• _Data_
— Start —
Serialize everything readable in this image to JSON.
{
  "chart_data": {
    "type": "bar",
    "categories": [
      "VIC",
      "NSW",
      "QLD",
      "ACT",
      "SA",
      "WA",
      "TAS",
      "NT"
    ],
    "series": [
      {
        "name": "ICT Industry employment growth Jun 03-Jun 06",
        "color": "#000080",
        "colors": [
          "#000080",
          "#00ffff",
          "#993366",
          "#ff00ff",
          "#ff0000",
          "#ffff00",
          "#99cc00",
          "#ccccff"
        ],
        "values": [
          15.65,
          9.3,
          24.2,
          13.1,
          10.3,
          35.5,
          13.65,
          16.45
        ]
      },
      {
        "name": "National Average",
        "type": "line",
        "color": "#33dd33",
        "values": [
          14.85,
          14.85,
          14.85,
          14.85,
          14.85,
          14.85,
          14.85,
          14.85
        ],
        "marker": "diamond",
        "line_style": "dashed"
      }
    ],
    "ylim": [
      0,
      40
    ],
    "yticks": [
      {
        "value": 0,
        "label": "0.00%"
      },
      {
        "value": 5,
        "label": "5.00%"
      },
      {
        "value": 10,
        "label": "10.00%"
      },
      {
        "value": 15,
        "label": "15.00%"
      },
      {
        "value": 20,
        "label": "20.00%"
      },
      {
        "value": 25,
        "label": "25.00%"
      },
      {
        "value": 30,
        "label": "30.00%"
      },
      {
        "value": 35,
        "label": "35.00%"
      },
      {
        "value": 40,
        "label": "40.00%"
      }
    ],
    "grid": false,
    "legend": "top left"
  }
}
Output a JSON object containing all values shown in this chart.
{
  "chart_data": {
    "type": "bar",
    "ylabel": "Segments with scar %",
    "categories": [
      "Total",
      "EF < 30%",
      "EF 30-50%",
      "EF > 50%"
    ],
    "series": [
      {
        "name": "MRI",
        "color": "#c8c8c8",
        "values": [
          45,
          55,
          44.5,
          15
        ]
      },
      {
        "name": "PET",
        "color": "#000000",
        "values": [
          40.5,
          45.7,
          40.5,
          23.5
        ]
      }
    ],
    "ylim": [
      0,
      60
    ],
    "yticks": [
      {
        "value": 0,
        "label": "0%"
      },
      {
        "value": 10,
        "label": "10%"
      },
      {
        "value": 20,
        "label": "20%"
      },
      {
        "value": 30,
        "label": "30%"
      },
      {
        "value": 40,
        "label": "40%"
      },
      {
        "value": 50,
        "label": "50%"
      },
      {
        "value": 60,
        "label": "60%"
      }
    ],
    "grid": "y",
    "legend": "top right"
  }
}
— End —
• _Request_
Search the entries for the word "this", then gather every line that has it.

• _Response_
Serialize everything readable in this image to JSON.
Output a JSON object containing all values shown in this chart.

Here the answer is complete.